__EXERCISE DIRECTIONS__. Look at the entries below and reproduce them exactly.

__DATA SUPPLIED__.
** Start **

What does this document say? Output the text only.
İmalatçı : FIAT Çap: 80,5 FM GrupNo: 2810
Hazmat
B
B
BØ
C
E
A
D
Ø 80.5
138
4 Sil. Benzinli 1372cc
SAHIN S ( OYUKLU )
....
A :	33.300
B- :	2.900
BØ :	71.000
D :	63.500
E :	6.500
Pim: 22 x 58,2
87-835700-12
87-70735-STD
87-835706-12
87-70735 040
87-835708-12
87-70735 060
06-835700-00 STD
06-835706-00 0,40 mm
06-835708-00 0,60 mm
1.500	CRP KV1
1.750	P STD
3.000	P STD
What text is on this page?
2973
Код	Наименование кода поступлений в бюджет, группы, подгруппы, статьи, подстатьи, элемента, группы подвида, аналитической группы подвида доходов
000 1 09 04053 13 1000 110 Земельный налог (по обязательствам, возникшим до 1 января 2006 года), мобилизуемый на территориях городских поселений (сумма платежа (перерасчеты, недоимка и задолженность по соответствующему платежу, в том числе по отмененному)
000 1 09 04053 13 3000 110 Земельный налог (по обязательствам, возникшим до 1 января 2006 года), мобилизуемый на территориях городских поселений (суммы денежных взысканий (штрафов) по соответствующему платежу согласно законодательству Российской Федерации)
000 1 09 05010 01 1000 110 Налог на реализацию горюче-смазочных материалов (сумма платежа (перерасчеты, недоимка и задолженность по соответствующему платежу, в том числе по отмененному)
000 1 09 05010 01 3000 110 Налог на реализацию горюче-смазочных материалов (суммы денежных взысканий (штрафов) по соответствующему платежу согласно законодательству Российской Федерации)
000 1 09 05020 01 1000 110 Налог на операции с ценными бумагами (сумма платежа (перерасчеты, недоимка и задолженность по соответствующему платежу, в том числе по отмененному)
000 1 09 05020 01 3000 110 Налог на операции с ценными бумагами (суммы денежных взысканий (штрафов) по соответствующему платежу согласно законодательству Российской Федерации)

** End **

__EXERCISE ANSWER__.
What does this document say? Output the text only.
İmalatçı : FIAT Çap: 80,5 FM GrupNo: 2810
Hazmat
B
B
BØ
C
E
A
D
Ø 80.5
138
4 Sil. Benzinli 1372cc
SAHIN S ( OYUKLU )
....
A :	33.300
B- :	2.900
BØ :	71.000
D :	63.500
E :	6.500
Pim: 22 x 58,2
87-835700-12
87-70735-STD
87-835706-12
87-70735 040
87-835708-12
87-70735 060
06-835700-00 STD
06-835706-00 0,40 mm
06-835708-00 0,60 mm
1.500	CRP KV1
1.750	P STD
3.000	P STD
What text is on this page?
2973
Код	Наименование кода поступлений в бюджет, группы, подгруппы, статьи, подстатьи, элемента, группы подвида, аналитической группы подвида доходов
000 1 09 04053 13 1000 110 Земельный налог (по обязательствам, возникшим до 1 января 2006 года), мобилизуемый на территориях городских поселений (сумма платежа (перерасчеты, недоимка и задолженность по соответствующему платежу, в том числе по отмененному)
000 1 09 04053 13 3000 110 Земельный налог (по обязательствам, возникшим до 1 января 2006 года), мобилизуемый на территориях городских поселений (суммы денежных взысканий (штрафов) по соответствующему платежу согласно законодательству Российской Федерации)
000 1 09 05010 01 1000 110 Налог на реализацию горюче-смазочных материалов (сумма платежа (перерасчеты, недоимка и задолженность по соответствующему платежу, в том числе по отмененному)
000 1 09 05010 01 3000 110 Налог на реализацию горюче-смазочных материалов (суммы денежных взысканий (штрафов) по соответствующему платежу согласно законодательству Российской Федерации)
000 1 09 05020 01 1000 110 Налог на операции с ценными бумагами (сумма платежа (перерасчеты, недоимка и задолженность по соответствующему платежу, в том числе по отмененному)
000 1 09 05020 01 3000 110 Налог на операции с ценными бумагами (суммы денежных взысканий (штрафов) по соответствующему платежу согласно законодательству Российской Федерации)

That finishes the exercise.